-- WHAT THE EXERCISE ASKS --
Your task is to output all the records below, word for word.

-- Start of SUPPLIED RECORDS --

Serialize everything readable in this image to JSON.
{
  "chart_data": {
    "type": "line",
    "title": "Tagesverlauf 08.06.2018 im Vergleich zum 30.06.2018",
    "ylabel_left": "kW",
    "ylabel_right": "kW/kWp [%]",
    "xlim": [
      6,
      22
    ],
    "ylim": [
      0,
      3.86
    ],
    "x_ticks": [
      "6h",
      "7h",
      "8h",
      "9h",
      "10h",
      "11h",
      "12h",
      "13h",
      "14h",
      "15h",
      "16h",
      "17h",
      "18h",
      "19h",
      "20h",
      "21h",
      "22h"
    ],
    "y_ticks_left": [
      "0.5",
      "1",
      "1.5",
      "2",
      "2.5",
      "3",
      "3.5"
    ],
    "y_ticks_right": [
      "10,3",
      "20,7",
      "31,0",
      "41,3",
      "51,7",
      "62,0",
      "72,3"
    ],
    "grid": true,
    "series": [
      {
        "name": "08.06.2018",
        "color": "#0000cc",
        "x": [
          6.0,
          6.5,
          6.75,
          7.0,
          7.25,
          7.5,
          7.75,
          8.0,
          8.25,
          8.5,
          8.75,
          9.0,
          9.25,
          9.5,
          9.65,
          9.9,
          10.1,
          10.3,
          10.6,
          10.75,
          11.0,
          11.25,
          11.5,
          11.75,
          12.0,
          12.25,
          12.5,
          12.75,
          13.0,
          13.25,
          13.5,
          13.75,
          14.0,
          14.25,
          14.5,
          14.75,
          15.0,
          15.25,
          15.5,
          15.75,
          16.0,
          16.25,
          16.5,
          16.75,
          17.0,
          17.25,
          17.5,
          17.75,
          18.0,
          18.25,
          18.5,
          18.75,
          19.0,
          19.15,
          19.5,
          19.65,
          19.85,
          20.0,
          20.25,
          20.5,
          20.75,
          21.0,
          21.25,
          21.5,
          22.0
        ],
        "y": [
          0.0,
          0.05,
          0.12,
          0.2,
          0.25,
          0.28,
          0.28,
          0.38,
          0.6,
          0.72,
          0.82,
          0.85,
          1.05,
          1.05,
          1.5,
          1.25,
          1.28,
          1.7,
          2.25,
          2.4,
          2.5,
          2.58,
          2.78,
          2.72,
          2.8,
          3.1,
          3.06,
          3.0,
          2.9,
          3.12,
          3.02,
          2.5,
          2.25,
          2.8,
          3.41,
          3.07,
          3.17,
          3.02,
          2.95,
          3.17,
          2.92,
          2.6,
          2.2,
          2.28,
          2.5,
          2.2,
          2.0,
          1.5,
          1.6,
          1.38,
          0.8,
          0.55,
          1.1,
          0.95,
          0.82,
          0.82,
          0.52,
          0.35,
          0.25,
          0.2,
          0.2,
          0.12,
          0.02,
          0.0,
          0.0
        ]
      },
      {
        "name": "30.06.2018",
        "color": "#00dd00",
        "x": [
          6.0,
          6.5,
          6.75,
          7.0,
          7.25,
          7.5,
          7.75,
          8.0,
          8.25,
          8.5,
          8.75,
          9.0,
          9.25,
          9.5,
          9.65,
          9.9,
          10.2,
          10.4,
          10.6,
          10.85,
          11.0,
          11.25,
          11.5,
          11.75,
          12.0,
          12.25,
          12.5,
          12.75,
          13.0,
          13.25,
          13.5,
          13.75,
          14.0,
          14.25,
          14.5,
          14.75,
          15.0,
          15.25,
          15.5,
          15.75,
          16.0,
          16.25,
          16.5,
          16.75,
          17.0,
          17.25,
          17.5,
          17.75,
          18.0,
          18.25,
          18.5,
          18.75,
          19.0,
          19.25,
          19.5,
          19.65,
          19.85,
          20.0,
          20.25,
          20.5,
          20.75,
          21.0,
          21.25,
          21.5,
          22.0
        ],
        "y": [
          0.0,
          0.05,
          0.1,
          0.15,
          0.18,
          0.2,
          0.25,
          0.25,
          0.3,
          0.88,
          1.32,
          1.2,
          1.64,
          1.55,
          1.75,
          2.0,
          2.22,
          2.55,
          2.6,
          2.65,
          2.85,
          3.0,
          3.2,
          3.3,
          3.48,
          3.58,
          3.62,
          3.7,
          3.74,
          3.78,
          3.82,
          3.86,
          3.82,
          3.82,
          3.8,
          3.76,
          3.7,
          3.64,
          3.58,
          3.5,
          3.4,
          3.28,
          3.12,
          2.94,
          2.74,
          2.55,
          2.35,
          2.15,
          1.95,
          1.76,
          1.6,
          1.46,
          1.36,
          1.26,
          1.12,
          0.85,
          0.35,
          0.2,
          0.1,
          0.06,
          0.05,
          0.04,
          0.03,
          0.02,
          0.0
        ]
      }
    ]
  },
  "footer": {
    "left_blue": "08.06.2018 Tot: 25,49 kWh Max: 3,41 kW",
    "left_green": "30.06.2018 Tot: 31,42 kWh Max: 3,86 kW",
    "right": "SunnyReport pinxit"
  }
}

-- End of SUPPLIED RECORDS --

-- EXERCISE OUTPUT --
Serialize everything readable in this image to JSON.
{
  "chart_data": {
    "type": "line",
    "title": "Tagesverlauf 08.06.2018 im Vergleich zum 30.06.2018",
    "ylabel_left": "kW",
    "ylabel_right": "kW/kWp [%]",
    "xlim": [
      6,
      22
    ],
    "ylim": [
      0,
      3.86
    ],
    "x_ticks": [
      "6h",
      "7h",
      "8h",
      "9h",
      "10h",
      "11h",
      "12h",
      "13h",
      "14h",
      "15h",
      "16h",
      "17h",
      "18h",
      "19h",
      "20h",
      "21h",
      "22h"
    ],
    "y_ticks_left": [
      "0.5",
      "1",
      "1.5",
      "2",
      "2.5",
      "3",
      "3.5"
    ],
    "y_ticks_right": [
      "10,3",
      "20,7",
      "31,0",
      "41,3",
      "51,7",
      "62,0",
      "72,3"
    ],
    "grid": true,
    "series": [
      {
        "name": "08.06.2018",
        "color": "#0000cc",
        "x": [
          6.0,
          6.5,
          6.75,
          7.0,
          7.25,
          7.5,
          7.75,
          8.0,
          8.25,
          8.5,
          8.75,
          9.0,
          9.25,
          9.5,
          9.65,
          9.9,
          10.1,
          10.3,
          10.6,
          10.75,
          11.0,
          11.25,
          11.5,
          11.75,
          12.0,
          12.25,
          12.5,
          12.75,
          13.0,
          13.25,
          13.5,
          13.75,
          14.0,
          14.25,
          14.5,
          14.75,
          15.0,
          15.25,
          15.5,
          15.75,
          16.0,
          16.25,
          16.5,
          16.75,
          17.0,
          17.25,
          17.5,
          17.75,
          18.0,
          18.25,
          18.5,
          18.75,
          19.0,
          19.15,
          19.5,
          19.65,
          19.85,
          20.0,
          20.25,
          20.5,
          20.75,
          21.0,
          21.25,
          21.5,
          22.0
        ],
        "y": [
          0.0,
          0.05,
          0.12,
          0.2,
          0.25,
          0.28,
          0.28,
          0.38,
          0.6,
          0.72,
          0.82,
          0.85,
          1.05,
          1.05,
          1.5,
          1.25,
          1.28,
          1.7,
          2.25,
          2.4,
          2.5,
          2.58,
          2.78,
          2.72,
          2.8,
          3.1,
          3.06,
          3.0,
          2.9,
          3.12,
          3.02,
          2.5,
          2.25,
          2.8,
          3.41,
          3.07,
          3.17,
          3.02,
          2.95,
          3.17,
          2.92,
          2.6,
          2.2,
          2.28,
          2.5,
          2.2,
          2.0,
          1.5,
          1.6,
          1.38,
          0.8,
          0.55,
          1.1,
          0.95,
          0.82,
          0.82,
          0.52,
          0.35,
          0.25,
          0.2,
          0.2,
          0.12,
          0.02,
          0.0,
          0.0
        ]
      },
      {
        "name": "30.06.2018",
        "color": "#00dd00",
        "x": [
          6.0,
          6.5,
          6.75,
          7.0,
          7.25,
          7.5,
          7.75,
          8.0,
          8.25,
          8.5,
          8.75,
          9.0,
          9.25,
          9.5,
          9.65,
          9.9,
          10.2,
          10.4,
          10.6,
          10.85,
          11.0,
          11.25,
          11.5,
          11.75,
          12.0,
          12.25,
          12.5,
          12.75,
          13.0,
          13.25,
          13.5,
          13.75,
          14.0,
          14.25,
          14.5,
          14.75,
          15.0,
          15.25,
          15.5,
          15.75,
          16.0,
          16.25,
          16.5,
          16.75,
          17.0,
          17.25,
          17.5,
          17.75,
          18.0,
          18.25,
          18.5,
          18.75,
          19.0,
          19.25,
          19.5,
          19.65,
          19.85,
          20.0,
          20.25,
          20.5,
          20.75,
          21.0,
          21.25,
          21.5,
          22.0
        ],
        "y": [
          0.0,
          0.05,
          0.1,
          0.15,
          0.18,
          0.2,
          0.25,
          0.25,
          0.3,
          0.88,
          1.32,
          1.2,
          1.64,
          1.55,
          1.75,
          2.0,
          2.22,
          2.55,
          2.6,
          2.65,
          2.85,
          3.0,
          3.2,
          3.3,
          3.48,
          3.58,
          3.62,
          3.7,
          3.74,
          3.78,
          3.82,
          3.86,
          3.82,
          3.82,
          3.8,
          3.76,
          3.7,
          3.64,
          3.58,
          3.5,
          3.4,
          3.28,
          3.12,
          2.94,
          2.74,
          2.55,
          2.35,
          2.15,
          1.95,
          1.76,
          1.6,
          1.46,
          1.36,
          1.26,
          1.12,
          0.85,
          0.35,
          0.2,
          0.1,
          0.06,
          0.05,
          0.04,
          0.03,
          0.02,
          0.0
        ]
      }
    ]
  },
  "footer": {
    "left_blue": "08.06.2018 Tot: 25,49 kWh Max: 3,41 kW",
    "left_green": "30.06.2018 Tot: 31,42 kWh Max: 3,86 kW",
    "right": "SunnyReport pinxit"
  }
}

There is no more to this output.